**What is required:** Output the material exactly, but drop every image it holds.

--- start Task input ---

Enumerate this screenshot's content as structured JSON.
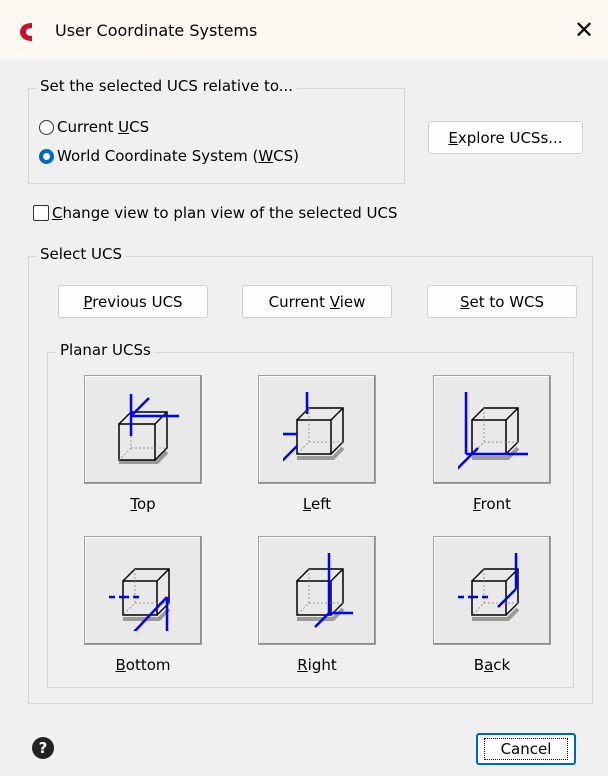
{
  "window": {
    "title": "User Coordinate Systems"
  },
  "relative_group": {
    "label": "Set the selected UCS relative to...",
    "options": [
      {
        "pre": "Current ",
        "key": "U",
        "post": "CS",
        "selected": false
      },
      {
        "pre": "World Coordinate System (",
        "key": "W",
        "post": "CS)",
        "selected": true
      }
    ],
    "explore_button": {
      "pre": "",
      "key": "E",
      "post": "xplore UCSs..."
    }
  },
  "plan_view": {
    "pre": "",
    "key": "C",
    "post": "hange view to plan view of the selected UCS",
    "checked": false
  },
  "select_ucs": {
    "label": "Select UCS",
    "buttons": [
      {
        "pre": "",
        "key": "P",
        "post": "revious UCS"
      },
      {
        "pre": "Current ",
        "key": "V",
        "post": "iew"
      },
      {
        "pre": "",
        "key": "S",
        "post": "et to WCS"
      }
    ],
    "planar": {
      "label": "Planar UCSs",
      "items": [
        {
          "pre": "",
          "key": "T",
          "post": "op"
        },
        {
          "pre": "",
          "key": "L",
          "post": "eft"
        },
        {
          "pre": "",
          "key": "F",
          "post": "ront"
        },
        {
          "pre": "",
          "key": "B",
          "post": "ottom"
        },
        {
          "pre": "",
          "key": "R",
          "post": "ight"
        },
        {
          "pre": "B",
          "key": "a",
          "post": "ck"
        }
      ]
    }
  },
  "footer": {
    "cancel_label": "Cancel",
    "help_glyph": "?"
  },
  "icons": {
    "app": "autocad-logo-icon",
    "close": "close-icon",
    "help": "help-icon"
  },
  "colors": {
    "accent": "#0067c0",
    "axis": "#0000ff",
    "app_icon": "#c8102e"
  }
}
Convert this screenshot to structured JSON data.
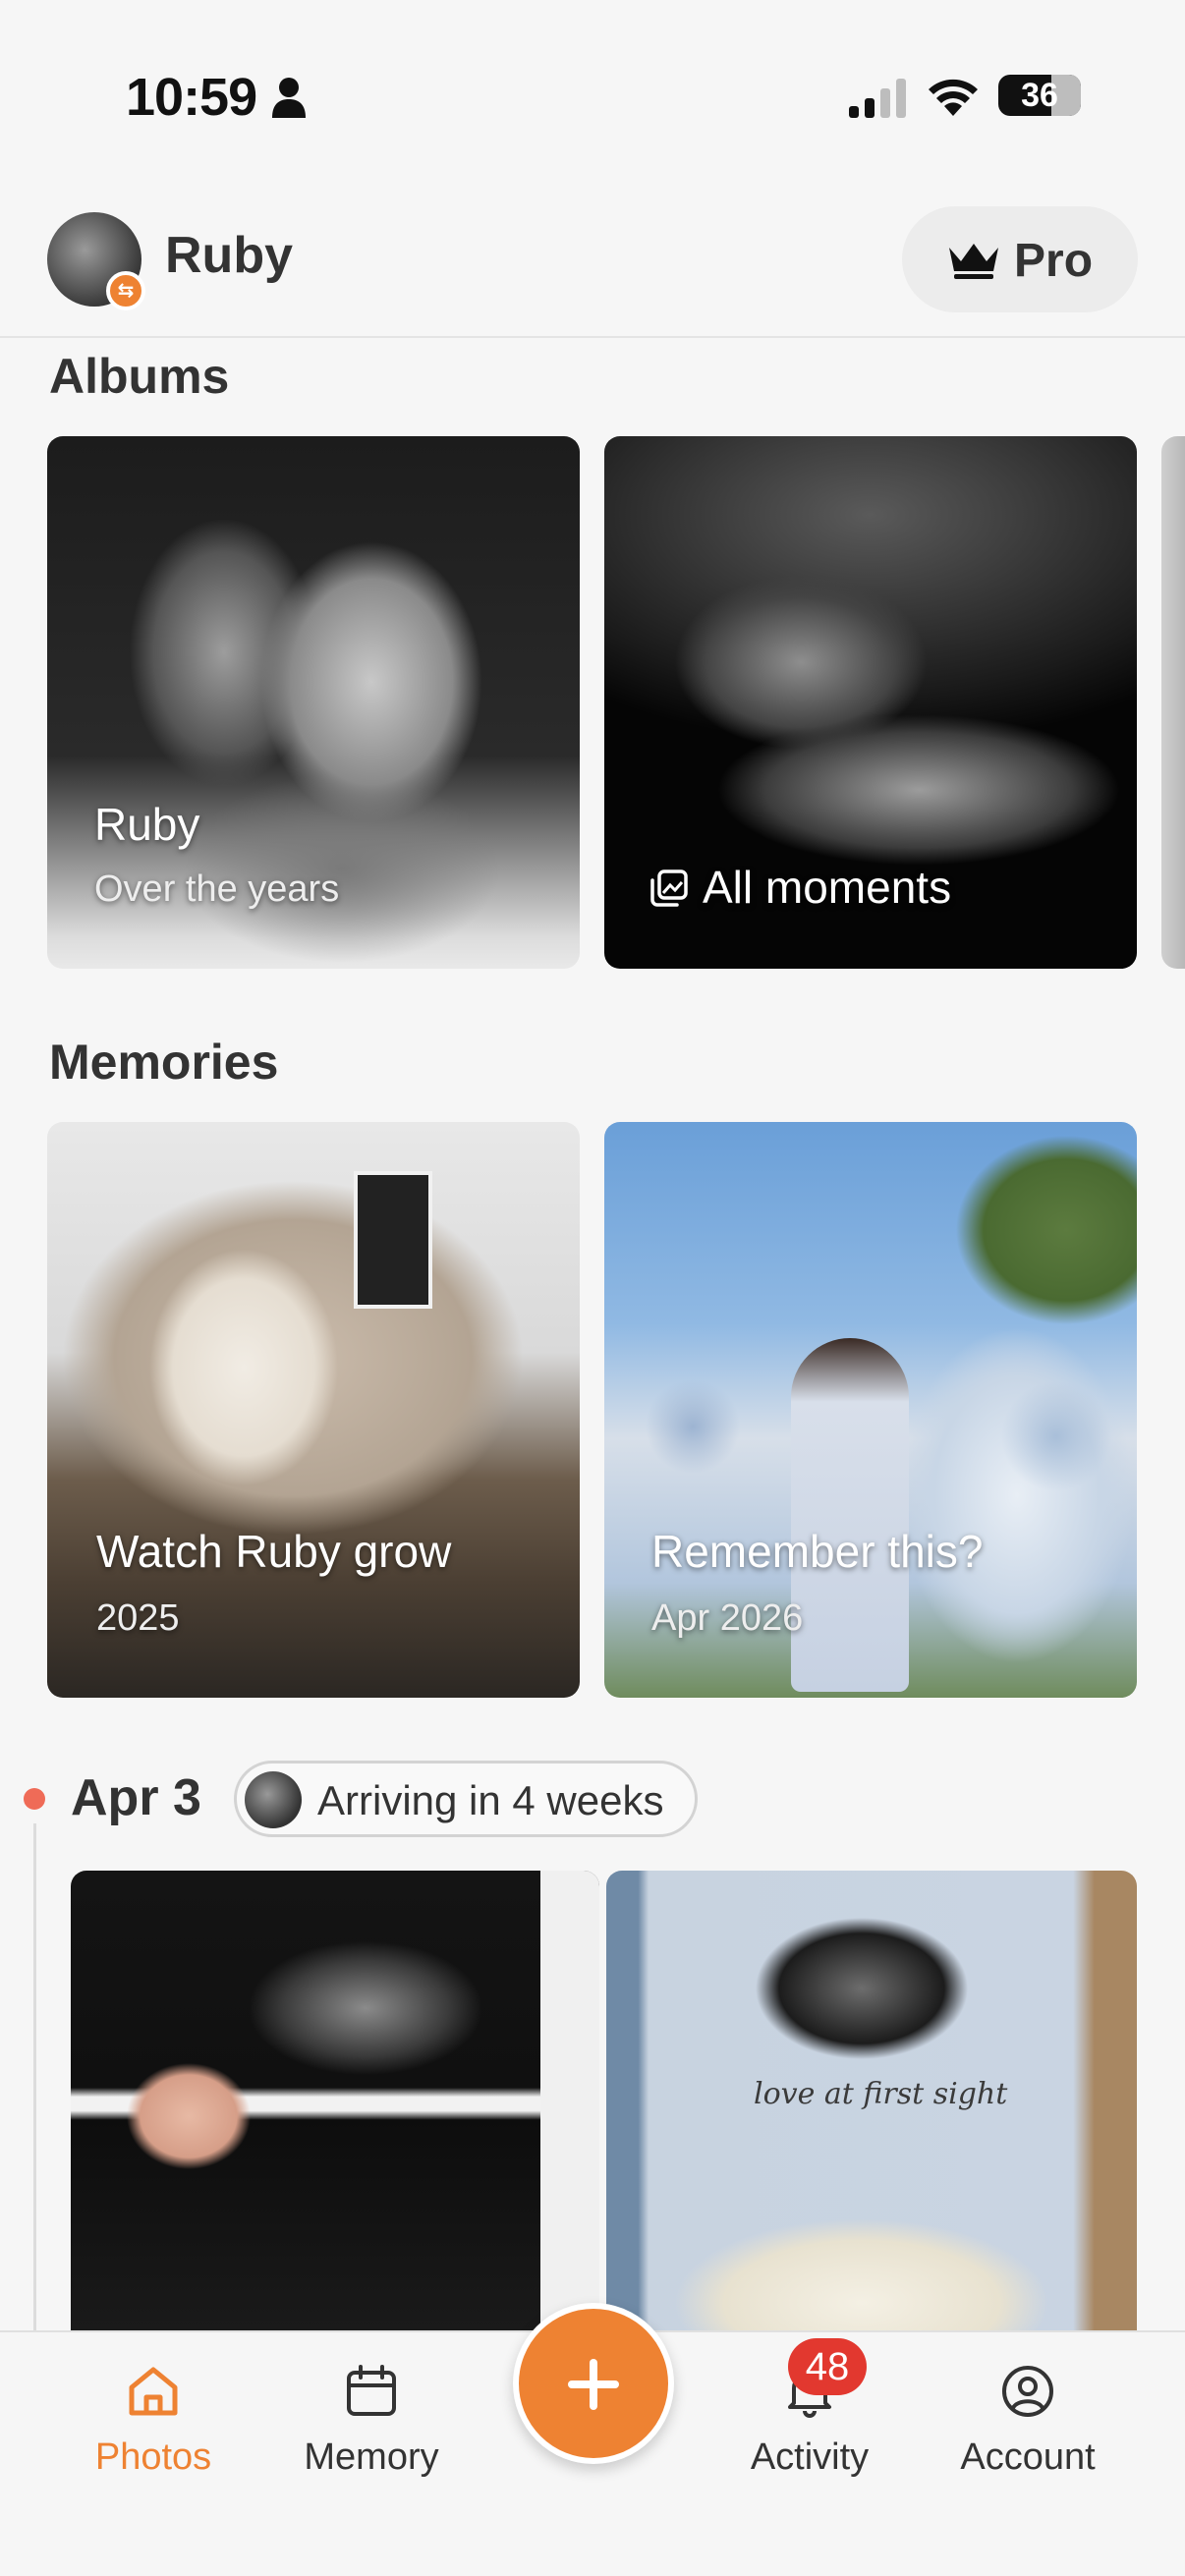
{
  "status_bar": {
    "time": "10:59",
    "battery": "36",
    "icons": [
      "person-icon",
      "signal-icon",
      "wifi-icon",
      "battery-icon"
    ]
  },
  "header": {
    "profile_name": "Ruby",
    "pro_label": "Pro"
  },
  "albums": {
    "title": "Albums",
    "items": [
      {
        "title": "Ruby",
        "subtitle": "Over the years"
      },
      {
        "title": "All moments",
        "icon": "gallery-icon"
      }
    ]
  },
  "memories": {
    "title": "Memories",
    "items": [
      {
        "title": "Watch Ruby grow",
        "subtitle": "2025"
      },
      {
        "title": "Remember this?",
        "subtitle": "Apr 2026"
      }
    ]
  },
  "timeline": {
    "date": "Apr 3",
    "chip": "Arriving in 4 weeks",
    "photo_caption": "love at first sight"
  },
  "tabbar": {
    "tabs": [
      {
        "label": "Photos",
        "icon": "home-icon",
        "active": true
      },
      {
        "label": "Memory",
        "icon": "calendar-icon"
      },
      {
        "label": "Activity",
        "icon": "bell-icon",
        "badge": "48"
      },
      {
        "label": "Account",
        "icon": "user-circle-icon"
      }
    ],
    "add_icon": "plus-icon"
  },
  "colors": {
    "accent": "#ee8232",
    "badge": "#e2382f",
    "timeline_dot": "#ef6b57",
    "background": "#f6f6f6"
  }
}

--- end Task input ---

**Exercise answer:**
Enumerate this screenshot's content as structured JSON.
{
  "window": {
    "title": "User Coordinate Systems"
  },
  "relative_group": {
    "label": "Set the selected UCS relative to...",
    "options": [
      {
        "pre": "Current ",
        "key": "U",
        "post": "CS",
        "selected": false
      },
      {
        "pre": "World Coordinate System (",
        "key": "W",
        "post": "CS)",
        "selected": true
      }
    ],
    "explore_button": {
      "pre": "",
      "key": "E",
      "post": "xplore UCSs..."
    }
  },
  "plan_view": {
    "pre": "",
    "key": "C",
    "post": "hange view to plan view of the selected UCS",
    "checked": false
  },
  "select_ucs": {
    "label": "Select UCS",
    "buttons": [
      {
        "pre": "",
        "key": "P",
        "post": "revious UCS"
      },
      {
        "pre": "Current ",
        "key": "V",
        "post": "iew"
      },
      {
        "pre": "",
        "key": "S",
        "post": "et to WCS"
      }
    ],
    "planar": {
      "label": "Planar UCSs",
      "items": [
        {
          "pre": "",
          "key": "T",
          "post": "op"
        },
        {
          "pre": "",
          "key": "L",
          "post": "eft"
        },
        {
          "pre": "",
          "key": "F",
          "post": "ront"
        },
        {
          "pre": "",
          "key": "B",
          "post": "ottom"
        },
        {
          "pre": "",
          "key": "R",
          "post": "ight"
        },
        {
          "pre": "B",
          "key": "a",
          "post": "ck"
        }
      ]
    }
  },
  "footer": {
    "cancel_label": "Cancel",
    "help_glyph": "?"
  },
  "icons": {
    "app": "autocad-logo-icon",
    "close": "close-icon",
    "help": "help-icon"
  },
  "colors": {
    "accent": "#0067c0",
    "axis": "#0000ff",
    "app_icon": "#c8102e"
  }
}
Convert this screenshot to structured JSON data.
{
  "status_bar": {
    "time": "10:59",
    "battery": "36",
    "icons": [
      "person-icon",
      "signal-icon",
      "wifi-icon",
      "battery-icon"
    ]
  },
  "header": {
    "profile_name": "Ruby",
    "pro_label": "Pro"
  },
  "albums": {
    "title": "Albums",
    "items": [
      {
        "title": "Ruby",
        "subtitle": "Over the years"
      },
      {
        "title": "All moments",
        "icon": "gallery-icon"
      }
    ]
  },
  "memories": {
    "title": "Memories",
    "items": [
      {
        "title": "Watch Ruby grow",
        "subtitle": "2025"
      },
      {
        "title": "Remember this?",
        "subtitle": "Apr 2026"
      }
    ]
  },
  "timeline": {
    "date": "Apr 3",
    "chip": "Arriving in 4 weeks",
    "photo_caption": "love at first sight"
  },
  "tabbar": {
    "tabs": [
      {
        "label": "Photos",
        "icon": "home-icon",
        "active": true
      },
      {
        "label": "Memory",
        "icon": "calendar-icon"
      },
      {
        "label": "Activity",
        "icon": "bell-icon",
        "badge": "48"
      },
      {
        "label": "Account",
        "icon": "user-circle-icon"
      }
    ],
    "add_icon": "plus-icon"
  },
  "colors": {
    "accent": "#ee8232",
    "badge": "#e2382f",
    "timeline_dot": "#ef6b57",
    "background": "#f6f6f6"
  }
}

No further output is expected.